# CHALLENGE:
Report every line from the material that contains the word "BOYOFCOSKUN".

# PROVIDED INFORMATION:
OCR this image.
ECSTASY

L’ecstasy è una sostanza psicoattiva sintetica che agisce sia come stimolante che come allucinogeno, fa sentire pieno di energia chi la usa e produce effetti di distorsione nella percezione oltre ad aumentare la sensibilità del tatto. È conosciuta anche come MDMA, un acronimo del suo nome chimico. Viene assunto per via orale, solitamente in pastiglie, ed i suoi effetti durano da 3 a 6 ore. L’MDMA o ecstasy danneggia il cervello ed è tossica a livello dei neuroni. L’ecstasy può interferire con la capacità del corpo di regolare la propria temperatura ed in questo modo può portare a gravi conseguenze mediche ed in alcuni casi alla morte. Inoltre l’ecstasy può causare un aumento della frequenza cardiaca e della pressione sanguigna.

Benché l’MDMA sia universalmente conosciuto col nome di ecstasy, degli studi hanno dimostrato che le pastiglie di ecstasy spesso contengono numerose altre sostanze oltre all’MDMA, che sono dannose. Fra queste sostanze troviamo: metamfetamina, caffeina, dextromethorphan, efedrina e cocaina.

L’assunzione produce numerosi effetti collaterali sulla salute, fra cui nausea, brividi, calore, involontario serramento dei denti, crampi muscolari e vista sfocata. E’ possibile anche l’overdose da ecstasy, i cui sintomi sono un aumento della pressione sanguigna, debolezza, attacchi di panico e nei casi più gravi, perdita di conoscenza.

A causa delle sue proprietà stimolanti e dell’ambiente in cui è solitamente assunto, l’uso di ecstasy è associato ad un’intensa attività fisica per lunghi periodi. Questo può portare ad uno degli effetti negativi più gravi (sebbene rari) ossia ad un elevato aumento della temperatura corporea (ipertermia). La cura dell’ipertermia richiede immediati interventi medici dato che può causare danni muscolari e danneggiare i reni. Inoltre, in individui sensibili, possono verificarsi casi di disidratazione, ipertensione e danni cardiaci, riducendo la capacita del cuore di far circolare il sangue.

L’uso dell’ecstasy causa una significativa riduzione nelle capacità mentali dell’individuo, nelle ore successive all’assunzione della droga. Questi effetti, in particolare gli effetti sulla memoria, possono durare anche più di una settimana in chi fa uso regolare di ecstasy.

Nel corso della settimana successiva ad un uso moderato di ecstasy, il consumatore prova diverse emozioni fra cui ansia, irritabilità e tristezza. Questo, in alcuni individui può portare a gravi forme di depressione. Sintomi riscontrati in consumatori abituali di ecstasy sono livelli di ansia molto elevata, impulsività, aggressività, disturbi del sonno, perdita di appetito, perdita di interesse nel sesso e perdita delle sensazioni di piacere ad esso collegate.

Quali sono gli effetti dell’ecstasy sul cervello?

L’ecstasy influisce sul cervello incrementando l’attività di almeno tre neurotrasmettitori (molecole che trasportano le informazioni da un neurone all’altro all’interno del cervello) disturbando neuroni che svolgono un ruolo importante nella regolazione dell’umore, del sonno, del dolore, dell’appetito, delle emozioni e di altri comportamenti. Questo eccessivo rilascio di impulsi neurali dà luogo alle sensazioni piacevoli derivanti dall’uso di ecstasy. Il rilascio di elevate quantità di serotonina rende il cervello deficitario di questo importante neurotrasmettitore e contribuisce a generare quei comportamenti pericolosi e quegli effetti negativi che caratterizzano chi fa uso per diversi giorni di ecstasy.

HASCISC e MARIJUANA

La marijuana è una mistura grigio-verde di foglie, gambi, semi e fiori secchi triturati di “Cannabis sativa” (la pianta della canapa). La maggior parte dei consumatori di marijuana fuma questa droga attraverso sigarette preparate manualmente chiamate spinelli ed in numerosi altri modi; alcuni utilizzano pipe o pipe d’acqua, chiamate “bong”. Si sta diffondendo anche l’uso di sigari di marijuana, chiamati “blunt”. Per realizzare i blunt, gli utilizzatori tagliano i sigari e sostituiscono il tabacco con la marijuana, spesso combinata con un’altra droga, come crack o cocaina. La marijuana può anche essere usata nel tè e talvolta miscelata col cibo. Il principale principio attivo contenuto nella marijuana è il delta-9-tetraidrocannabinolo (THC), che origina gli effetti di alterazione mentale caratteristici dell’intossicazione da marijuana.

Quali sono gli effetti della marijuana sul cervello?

--

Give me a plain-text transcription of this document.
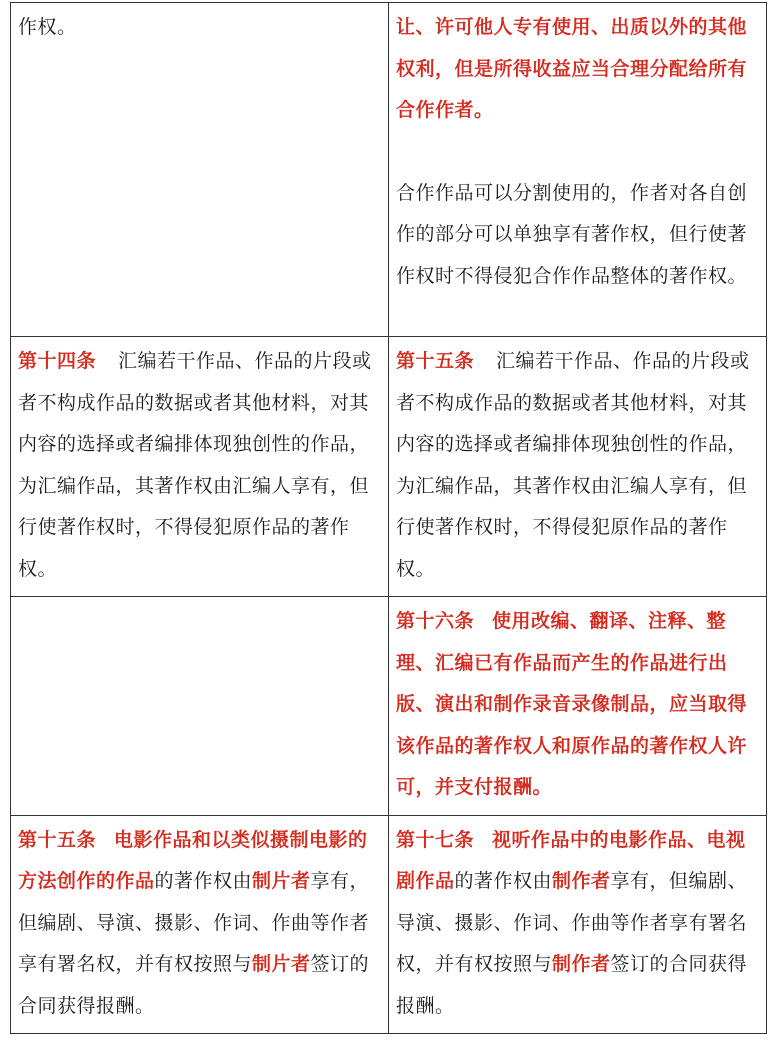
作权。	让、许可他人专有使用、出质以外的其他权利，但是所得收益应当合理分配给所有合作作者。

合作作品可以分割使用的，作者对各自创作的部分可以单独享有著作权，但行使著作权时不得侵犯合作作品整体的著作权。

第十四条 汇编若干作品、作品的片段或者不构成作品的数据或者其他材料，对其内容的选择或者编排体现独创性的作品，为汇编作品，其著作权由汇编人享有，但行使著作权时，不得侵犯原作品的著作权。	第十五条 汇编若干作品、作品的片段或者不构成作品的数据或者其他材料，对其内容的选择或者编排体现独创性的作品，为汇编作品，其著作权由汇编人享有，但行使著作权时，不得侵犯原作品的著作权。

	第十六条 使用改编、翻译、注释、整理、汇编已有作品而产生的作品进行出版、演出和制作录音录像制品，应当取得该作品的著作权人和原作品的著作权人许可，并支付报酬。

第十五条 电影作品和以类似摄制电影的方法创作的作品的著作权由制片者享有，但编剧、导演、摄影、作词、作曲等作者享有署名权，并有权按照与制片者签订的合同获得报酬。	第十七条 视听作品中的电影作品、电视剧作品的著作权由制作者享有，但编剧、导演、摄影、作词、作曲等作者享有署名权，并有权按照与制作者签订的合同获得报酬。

* * *

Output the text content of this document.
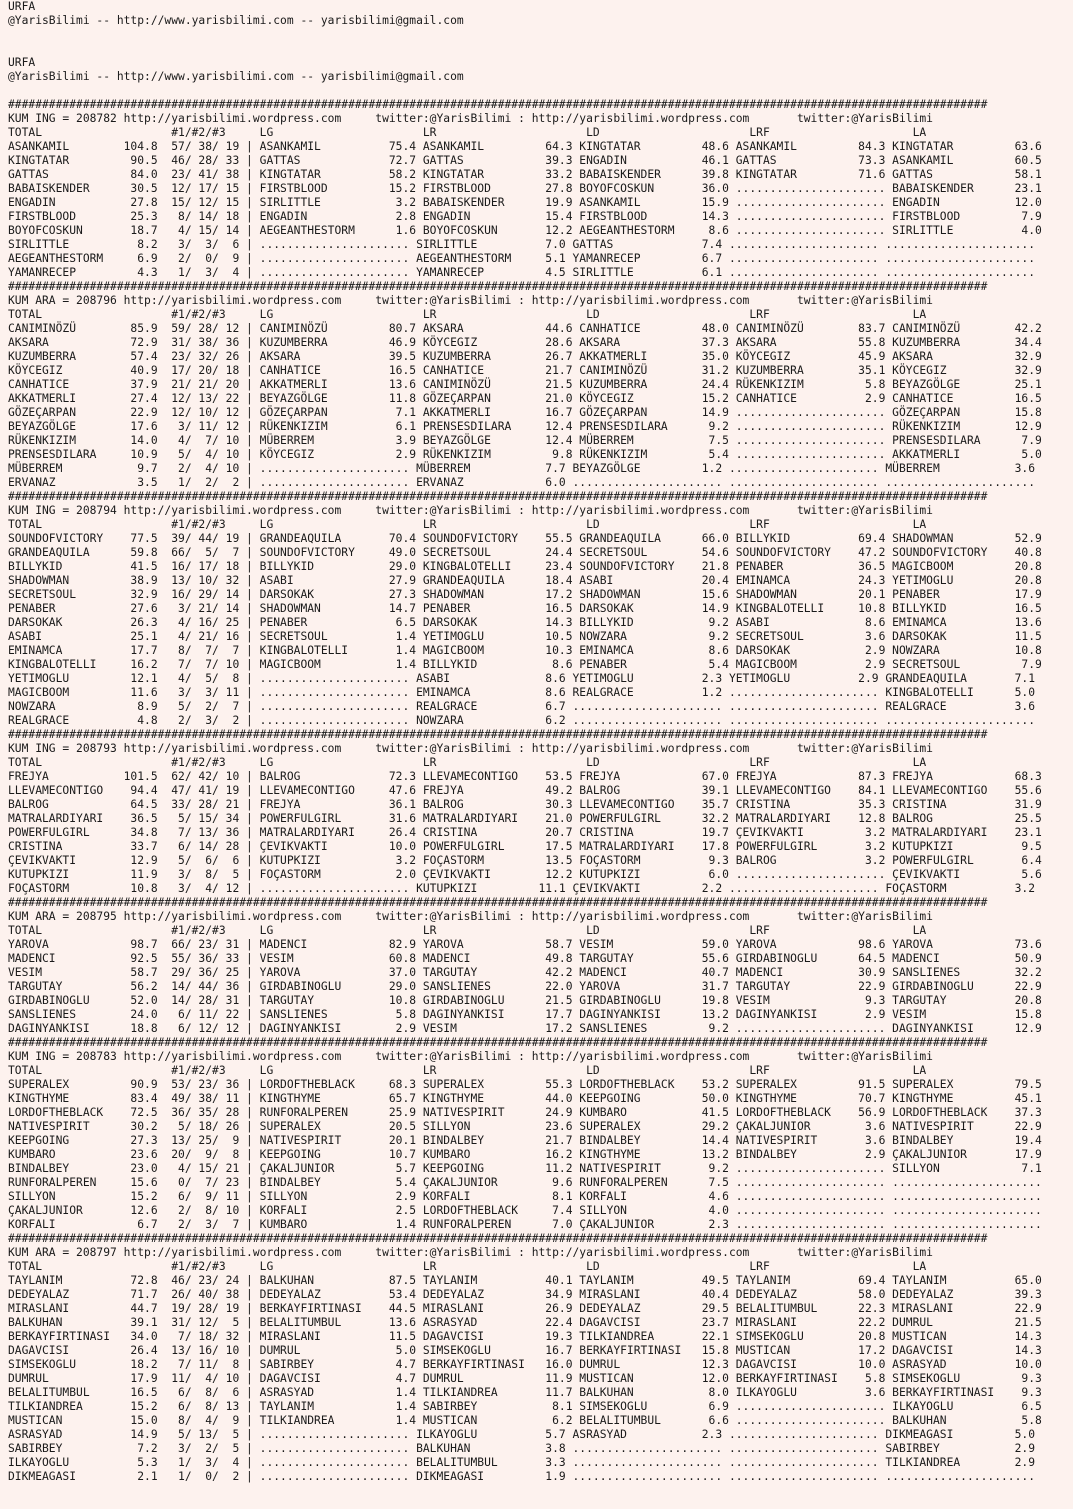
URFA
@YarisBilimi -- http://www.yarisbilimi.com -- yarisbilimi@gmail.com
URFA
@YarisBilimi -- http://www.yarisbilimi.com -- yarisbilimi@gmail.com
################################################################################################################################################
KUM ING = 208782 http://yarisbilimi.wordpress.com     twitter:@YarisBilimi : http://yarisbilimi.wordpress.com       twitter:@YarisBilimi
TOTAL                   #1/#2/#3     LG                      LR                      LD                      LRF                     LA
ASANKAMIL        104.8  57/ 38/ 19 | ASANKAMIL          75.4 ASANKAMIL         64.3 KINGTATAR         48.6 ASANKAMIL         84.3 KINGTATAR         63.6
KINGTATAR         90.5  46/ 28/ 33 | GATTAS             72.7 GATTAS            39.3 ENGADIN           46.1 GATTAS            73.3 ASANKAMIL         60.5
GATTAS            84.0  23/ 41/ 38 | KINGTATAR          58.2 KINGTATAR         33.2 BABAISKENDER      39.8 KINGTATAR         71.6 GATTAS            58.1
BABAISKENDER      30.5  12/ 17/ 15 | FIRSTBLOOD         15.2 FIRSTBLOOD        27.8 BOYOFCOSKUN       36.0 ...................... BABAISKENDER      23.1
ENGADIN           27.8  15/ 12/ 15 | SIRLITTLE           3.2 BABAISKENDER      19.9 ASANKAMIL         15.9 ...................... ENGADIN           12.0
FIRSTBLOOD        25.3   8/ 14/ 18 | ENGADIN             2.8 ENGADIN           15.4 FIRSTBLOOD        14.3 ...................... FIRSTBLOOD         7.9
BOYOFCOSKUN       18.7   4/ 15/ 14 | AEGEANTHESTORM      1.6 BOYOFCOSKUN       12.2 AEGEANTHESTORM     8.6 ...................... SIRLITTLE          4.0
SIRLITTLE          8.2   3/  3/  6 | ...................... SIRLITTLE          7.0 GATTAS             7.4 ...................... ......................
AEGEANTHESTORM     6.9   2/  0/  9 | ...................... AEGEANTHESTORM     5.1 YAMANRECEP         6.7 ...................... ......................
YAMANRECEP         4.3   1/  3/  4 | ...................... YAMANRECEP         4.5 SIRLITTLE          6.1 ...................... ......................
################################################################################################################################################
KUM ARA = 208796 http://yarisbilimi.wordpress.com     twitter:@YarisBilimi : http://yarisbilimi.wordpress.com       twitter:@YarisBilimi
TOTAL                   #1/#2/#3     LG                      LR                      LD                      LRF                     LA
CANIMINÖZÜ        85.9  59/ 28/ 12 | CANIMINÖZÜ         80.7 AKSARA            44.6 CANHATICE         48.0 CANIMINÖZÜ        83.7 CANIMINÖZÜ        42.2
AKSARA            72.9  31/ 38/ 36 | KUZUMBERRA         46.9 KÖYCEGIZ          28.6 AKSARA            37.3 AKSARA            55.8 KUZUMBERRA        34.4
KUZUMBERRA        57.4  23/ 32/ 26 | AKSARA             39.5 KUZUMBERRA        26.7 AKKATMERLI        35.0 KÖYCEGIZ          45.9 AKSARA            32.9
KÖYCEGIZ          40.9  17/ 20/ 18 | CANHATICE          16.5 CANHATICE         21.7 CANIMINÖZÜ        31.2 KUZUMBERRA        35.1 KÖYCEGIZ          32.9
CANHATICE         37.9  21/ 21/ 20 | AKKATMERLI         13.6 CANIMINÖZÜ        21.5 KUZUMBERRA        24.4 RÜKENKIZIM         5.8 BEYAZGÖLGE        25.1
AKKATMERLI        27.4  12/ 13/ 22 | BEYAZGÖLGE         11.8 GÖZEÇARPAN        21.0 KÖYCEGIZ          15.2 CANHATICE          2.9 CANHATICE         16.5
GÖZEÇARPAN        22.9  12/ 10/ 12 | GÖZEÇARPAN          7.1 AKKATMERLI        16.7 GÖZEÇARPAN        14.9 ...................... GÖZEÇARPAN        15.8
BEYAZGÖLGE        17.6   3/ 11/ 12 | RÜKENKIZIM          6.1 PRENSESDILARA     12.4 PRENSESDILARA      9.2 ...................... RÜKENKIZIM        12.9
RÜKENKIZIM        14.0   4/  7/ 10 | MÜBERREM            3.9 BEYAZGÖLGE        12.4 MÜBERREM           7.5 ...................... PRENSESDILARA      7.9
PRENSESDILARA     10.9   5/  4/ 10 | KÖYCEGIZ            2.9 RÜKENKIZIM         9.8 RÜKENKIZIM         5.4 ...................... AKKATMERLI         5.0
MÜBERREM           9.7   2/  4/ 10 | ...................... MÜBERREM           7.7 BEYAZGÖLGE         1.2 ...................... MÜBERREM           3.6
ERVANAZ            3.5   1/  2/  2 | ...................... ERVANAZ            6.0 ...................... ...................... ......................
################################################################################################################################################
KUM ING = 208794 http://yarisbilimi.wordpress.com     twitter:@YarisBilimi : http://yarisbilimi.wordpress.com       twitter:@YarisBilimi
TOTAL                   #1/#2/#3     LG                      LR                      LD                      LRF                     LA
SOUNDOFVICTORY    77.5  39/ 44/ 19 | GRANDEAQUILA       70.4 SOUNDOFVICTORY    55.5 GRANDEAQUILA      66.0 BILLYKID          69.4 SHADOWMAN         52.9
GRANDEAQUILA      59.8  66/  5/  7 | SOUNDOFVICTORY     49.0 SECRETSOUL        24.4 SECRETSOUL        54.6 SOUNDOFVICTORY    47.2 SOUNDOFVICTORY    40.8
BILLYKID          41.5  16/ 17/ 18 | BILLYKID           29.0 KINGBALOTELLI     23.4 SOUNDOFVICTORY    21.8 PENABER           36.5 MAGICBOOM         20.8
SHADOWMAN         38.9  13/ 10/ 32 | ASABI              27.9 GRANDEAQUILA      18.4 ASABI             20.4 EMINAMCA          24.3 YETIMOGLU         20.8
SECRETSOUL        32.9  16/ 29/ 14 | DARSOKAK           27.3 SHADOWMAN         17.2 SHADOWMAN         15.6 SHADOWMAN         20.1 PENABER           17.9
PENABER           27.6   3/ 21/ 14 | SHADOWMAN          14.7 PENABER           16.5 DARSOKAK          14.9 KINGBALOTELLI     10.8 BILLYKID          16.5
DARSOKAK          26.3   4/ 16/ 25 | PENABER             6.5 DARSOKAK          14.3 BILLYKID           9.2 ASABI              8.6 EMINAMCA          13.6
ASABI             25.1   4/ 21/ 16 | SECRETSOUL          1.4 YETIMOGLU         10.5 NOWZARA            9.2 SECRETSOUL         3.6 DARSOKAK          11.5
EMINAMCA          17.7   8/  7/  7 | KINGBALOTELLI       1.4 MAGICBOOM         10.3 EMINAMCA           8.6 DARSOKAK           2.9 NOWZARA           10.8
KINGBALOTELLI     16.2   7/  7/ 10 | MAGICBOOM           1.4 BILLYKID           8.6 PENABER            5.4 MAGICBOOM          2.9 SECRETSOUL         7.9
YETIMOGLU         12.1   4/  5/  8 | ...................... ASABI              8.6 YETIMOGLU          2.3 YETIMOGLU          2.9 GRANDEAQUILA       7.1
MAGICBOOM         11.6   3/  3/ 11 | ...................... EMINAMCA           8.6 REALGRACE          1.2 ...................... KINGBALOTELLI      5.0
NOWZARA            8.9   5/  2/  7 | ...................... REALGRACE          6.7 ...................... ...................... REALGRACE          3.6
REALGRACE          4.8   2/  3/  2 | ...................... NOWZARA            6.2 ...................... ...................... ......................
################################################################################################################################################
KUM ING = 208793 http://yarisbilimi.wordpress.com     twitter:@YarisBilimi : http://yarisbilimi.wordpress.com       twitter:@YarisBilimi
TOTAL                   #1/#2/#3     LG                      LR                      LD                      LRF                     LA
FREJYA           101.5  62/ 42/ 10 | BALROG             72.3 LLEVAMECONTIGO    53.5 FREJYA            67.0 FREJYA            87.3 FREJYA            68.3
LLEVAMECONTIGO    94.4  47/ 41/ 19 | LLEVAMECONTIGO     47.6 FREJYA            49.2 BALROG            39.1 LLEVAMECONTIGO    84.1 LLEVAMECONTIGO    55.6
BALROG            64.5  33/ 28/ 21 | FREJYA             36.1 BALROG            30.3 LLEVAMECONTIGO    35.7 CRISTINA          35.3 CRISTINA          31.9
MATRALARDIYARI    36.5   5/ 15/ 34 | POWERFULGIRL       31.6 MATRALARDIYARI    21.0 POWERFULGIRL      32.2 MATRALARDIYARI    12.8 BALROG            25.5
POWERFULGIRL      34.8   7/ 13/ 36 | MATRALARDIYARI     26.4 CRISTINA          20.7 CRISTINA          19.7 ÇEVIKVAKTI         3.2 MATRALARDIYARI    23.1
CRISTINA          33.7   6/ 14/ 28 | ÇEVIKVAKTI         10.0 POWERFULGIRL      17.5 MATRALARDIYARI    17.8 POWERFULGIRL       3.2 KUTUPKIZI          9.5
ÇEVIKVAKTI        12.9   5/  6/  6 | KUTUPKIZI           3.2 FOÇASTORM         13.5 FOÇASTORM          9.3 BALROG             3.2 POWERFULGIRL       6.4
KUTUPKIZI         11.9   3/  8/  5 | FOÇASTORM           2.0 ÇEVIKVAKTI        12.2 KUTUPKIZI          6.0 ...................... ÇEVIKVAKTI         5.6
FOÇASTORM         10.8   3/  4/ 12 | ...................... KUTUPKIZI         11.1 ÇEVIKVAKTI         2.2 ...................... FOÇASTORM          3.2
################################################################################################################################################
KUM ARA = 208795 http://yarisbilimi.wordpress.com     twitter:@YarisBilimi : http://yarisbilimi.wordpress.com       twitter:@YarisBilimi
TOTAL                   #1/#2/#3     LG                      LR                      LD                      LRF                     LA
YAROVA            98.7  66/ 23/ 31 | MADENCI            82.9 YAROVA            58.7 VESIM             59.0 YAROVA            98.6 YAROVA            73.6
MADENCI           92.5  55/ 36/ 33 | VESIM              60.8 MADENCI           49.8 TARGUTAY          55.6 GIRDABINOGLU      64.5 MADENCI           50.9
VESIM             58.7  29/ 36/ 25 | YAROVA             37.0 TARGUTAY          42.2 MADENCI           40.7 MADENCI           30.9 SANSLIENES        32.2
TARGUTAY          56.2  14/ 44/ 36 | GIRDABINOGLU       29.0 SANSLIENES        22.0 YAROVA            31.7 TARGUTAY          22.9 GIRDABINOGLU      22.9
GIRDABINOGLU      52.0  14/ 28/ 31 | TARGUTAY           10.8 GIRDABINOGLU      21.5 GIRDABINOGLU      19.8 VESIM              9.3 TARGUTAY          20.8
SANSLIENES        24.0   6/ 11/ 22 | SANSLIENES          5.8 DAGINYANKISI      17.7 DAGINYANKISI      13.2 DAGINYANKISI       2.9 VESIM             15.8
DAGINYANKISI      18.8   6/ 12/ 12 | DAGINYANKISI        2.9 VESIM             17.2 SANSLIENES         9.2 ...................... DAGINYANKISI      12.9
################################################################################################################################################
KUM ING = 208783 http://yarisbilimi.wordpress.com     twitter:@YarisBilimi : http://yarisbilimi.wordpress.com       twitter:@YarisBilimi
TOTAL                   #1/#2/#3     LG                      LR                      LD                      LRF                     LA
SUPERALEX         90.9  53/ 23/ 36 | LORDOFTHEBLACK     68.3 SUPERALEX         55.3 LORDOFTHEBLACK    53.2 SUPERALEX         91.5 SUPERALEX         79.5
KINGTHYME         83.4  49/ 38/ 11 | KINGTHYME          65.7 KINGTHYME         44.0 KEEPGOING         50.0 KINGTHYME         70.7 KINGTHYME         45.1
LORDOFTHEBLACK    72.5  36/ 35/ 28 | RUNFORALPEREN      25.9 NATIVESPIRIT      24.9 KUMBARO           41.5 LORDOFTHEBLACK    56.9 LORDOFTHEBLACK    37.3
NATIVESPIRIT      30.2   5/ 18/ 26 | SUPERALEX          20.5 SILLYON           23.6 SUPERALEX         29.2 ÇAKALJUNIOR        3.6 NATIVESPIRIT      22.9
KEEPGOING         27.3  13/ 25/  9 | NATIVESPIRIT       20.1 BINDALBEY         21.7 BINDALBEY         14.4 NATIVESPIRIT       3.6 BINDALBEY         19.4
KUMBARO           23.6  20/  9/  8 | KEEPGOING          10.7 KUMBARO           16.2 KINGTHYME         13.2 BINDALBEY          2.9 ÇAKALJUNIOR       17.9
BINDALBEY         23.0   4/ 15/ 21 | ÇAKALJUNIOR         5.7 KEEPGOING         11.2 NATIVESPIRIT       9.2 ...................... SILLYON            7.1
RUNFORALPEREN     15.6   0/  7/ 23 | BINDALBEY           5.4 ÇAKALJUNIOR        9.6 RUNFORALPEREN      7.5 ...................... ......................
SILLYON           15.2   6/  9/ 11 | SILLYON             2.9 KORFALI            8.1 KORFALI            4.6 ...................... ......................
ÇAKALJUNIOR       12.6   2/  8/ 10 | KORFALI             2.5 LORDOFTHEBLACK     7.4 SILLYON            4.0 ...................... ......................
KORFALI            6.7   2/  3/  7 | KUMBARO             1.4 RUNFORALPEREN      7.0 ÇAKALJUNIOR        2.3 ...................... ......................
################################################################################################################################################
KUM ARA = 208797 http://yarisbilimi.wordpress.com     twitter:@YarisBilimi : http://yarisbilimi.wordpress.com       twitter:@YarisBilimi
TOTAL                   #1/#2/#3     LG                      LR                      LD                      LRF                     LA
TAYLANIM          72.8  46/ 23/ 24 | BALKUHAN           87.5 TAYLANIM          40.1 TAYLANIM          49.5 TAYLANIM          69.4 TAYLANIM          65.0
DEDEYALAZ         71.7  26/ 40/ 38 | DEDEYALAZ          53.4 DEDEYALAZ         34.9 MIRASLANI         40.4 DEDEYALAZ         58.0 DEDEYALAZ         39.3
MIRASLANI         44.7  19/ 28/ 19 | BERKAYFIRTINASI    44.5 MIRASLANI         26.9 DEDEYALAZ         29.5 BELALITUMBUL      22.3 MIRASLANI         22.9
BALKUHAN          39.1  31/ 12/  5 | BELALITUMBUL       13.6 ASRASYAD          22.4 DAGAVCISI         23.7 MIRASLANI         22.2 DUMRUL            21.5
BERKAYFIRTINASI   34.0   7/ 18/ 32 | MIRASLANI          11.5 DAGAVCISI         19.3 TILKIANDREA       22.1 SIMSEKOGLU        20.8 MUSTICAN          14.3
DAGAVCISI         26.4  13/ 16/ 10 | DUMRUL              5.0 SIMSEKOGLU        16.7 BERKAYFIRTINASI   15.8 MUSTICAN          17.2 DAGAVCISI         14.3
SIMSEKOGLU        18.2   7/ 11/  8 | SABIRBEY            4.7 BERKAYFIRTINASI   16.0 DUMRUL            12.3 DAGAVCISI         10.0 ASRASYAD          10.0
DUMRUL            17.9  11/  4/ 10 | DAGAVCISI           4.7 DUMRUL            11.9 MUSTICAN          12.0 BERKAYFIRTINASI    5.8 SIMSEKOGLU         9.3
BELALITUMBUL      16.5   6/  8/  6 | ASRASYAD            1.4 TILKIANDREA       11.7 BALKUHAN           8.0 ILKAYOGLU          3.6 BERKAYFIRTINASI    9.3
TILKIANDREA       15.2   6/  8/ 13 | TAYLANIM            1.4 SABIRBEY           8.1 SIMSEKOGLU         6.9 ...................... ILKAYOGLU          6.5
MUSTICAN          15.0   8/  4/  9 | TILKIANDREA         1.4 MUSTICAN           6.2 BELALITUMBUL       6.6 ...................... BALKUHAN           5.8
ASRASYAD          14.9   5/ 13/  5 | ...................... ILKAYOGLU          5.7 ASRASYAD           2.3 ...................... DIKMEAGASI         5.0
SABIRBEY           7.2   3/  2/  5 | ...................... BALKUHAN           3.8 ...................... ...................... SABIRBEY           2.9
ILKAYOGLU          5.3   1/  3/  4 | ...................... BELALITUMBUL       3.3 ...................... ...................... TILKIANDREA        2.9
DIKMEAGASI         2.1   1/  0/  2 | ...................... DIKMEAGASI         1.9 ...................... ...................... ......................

# EXERCISE SOLUTION:
BABAISKENDER      30.5  12/ 17/ 15 | FIRSTBLOOD         15.2 FIRSTBLOOD        27.8 BOYOFCOSKUN       36.0 ...................... BABAISKENDER      23.1
BOYOFCOSKUN       18.7   4/ 15/ 14 | AEGEANTHESTORM      1.6 BOYOFCOSKUN       12.2 AEGEANTHESTORM     8.6 ...................... SIRLITTLE          4.0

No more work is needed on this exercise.